GIVEN REQUEST: Where a line contains the string "What", copy that line.

>> Begin DATASET ROWS

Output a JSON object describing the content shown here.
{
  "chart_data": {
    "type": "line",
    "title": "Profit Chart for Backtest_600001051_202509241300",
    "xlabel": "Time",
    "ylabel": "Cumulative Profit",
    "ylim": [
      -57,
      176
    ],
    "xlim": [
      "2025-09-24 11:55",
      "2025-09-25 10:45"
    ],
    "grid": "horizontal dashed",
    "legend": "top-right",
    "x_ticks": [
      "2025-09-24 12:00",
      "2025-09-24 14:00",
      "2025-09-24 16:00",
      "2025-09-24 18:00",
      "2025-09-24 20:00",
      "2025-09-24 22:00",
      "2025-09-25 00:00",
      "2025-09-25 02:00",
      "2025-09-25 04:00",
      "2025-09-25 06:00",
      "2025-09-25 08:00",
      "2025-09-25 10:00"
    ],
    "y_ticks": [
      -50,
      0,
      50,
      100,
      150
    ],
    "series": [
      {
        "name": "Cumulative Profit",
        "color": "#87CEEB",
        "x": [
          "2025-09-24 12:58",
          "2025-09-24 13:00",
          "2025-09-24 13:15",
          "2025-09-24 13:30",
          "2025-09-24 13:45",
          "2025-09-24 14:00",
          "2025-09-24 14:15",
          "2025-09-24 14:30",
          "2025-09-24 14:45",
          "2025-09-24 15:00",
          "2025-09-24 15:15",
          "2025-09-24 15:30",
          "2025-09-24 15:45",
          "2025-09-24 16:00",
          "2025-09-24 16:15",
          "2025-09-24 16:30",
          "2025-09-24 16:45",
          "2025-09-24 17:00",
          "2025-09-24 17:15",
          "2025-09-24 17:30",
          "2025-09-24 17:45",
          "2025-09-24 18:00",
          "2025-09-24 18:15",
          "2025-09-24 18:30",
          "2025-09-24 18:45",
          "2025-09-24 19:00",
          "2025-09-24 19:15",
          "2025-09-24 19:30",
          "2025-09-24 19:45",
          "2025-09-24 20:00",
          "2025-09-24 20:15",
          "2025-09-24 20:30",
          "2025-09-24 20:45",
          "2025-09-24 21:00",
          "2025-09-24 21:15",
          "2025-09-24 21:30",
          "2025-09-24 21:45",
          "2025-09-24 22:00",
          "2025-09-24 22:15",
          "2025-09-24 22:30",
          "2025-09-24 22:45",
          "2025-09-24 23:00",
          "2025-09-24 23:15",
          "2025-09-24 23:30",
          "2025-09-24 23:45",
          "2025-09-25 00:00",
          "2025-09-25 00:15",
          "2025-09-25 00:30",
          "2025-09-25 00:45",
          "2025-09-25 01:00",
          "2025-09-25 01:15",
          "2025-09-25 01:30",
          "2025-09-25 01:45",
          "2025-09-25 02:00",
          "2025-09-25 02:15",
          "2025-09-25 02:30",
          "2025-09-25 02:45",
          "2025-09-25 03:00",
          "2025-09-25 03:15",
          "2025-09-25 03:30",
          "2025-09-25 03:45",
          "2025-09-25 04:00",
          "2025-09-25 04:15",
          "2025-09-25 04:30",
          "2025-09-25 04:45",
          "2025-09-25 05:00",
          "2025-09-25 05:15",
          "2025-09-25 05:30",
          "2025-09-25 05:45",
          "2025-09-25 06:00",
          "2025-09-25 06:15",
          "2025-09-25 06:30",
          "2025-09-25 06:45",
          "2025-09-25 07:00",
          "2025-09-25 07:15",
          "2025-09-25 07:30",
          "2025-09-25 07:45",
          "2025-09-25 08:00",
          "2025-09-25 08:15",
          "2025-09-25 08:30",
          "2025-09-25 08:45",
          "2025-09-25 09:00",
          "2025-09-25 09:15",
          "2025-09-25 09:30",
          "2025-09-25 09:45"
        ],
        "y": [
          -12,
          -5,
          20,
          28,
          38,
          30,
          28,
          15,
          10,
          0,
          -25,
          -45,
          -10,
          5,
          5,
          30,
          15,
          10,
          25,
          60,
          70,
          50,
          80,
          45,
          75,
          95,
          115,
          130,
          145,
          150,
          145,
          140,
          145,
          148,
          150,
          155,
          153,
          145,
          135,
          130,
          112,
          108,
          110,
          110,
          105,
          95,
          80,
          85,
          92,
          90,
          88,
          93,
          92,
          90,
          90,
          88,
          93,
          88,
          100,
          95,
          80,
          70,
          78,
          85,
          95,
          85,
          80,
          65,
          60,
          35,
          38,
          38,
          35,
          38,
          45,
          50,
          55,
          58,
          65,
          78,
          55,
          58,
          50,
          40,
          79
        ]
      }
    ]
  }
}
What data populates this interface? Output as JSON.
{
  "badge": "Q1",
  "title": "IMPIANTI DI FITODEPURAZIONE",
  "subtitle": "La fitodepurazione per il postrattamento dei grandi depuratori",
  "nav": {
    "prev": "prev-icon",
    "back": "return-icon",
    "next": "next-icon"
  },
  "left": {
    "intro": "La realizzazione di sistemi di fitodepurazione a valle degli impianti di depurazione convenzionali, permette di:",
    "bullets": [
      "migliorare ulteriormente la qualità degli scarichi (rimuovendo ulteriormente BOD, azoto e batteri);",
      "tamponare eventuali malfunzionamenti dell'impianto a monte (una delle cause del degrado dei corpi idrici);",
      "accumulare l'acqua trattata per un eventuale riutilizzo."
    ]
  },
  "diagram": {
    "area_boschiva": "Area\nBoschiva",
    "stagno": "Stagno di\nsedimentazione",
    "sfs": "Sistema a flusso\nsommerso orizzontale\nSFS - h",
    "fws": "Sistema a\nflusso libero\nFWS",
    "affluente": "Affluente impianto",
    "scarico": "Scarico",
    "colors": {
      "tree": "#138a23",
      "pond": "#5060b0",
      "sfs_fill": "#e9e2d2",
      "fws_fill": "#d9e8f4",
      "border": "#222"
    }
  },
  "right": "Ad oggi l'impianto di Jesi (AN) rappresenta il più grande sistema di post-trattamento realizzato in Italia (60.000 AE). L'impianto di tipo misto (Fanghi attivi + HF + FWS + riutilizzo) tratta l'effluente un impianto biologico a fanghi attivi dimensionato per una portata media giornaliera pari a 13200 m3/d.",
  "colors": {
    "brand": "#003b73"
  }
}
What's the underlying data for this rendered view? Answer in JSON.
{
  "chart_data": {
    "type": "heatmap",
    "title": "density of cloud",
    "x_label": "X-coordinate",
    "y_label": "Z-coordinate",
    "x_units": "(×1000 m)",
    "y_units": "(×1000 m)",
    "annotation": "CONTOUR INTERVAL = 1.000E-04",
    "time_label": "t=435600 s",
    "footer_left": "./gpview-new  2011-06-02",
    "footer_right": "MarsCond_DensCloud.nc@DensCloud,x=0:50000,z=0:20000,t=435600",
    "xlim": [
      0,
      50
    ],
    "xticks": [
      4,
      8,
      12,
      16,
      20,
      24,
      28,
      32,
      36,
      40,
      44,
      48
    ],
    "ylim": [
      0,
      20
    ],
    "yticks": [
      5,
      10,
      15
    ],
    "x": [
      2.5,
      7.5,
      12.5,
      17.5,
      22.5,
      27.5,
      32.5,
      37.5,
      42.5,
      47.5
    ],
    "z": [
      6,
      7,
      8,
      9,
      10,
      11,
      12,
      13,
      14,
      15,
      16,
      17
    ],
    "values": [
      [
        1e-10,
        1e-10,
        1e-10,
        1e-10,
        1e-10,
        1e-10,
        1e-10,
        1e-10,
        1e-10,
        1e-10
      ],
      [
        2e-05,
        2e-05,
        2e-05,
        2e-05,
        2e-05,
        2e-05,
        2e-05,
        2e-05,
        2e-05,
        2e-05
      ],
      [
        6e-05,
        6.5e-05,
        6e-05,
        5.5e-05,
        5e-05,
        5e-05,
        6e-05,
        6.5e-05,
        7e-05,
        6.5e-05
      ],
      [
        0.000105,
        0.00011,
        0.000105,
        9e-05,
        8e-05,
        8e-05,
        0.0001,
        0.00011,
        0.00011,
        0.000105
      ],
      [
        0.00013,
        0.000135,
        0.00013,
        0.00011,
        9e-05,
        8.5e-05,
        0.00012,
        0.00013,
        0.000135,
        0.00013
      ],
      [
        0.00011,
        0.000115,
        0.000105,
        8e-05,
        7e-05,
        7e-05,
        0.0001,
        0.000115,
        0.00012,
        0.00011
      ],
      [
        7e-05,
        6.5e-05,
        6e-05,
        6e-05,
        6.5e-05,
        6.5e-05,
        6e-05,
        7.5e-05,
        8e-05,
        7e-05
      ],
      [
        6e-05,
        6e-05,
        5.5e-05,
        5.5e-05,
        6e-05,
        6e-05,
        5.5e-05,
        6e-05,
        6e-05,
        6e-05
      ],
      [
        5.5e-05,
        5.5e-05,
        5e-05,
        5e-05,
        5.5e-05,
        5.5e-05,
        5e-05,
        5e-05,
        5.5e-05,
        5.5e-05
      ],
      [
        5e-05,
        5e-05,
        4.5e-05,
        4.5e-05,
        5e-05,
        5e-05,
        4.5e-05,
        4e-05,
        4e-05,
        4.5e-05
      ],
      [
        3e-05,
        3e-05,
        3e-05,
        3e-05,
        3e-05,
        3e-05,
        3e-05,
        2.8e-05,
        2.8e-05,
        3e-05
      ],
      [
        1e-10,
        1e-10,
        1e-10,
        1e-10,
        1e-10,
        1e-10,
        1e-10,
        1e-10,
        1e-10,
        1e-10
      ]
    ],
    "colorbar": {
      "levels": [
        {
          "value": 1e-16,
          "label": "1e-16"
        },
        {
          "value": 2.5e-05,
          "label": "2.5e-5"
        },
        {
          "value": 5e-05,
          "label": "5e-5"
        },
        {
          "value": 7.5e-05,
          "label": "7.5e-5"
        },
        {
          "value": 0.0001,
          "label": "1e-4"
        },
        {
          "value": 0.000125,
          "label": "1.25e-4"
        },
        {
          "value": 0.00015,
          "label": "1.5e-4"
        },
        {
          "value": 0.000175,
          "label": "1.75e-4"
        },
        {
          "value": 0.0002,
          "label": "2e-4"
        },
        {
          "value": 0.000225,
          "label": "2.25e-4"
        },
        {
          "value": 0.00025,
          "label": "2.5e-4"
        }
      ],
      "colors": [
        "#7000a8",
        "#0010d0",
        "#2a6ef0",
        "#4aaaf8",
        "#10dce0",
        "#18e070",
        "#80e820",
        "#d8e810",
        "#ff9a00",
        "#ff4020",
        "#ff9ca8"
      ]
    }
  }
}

>> End DATASET ROWS

RESPONSE FOR THIS EXERCISE:
What data populates this interface? Output as JSON.
What's the underlying data for this rendered view? Answer in JSON.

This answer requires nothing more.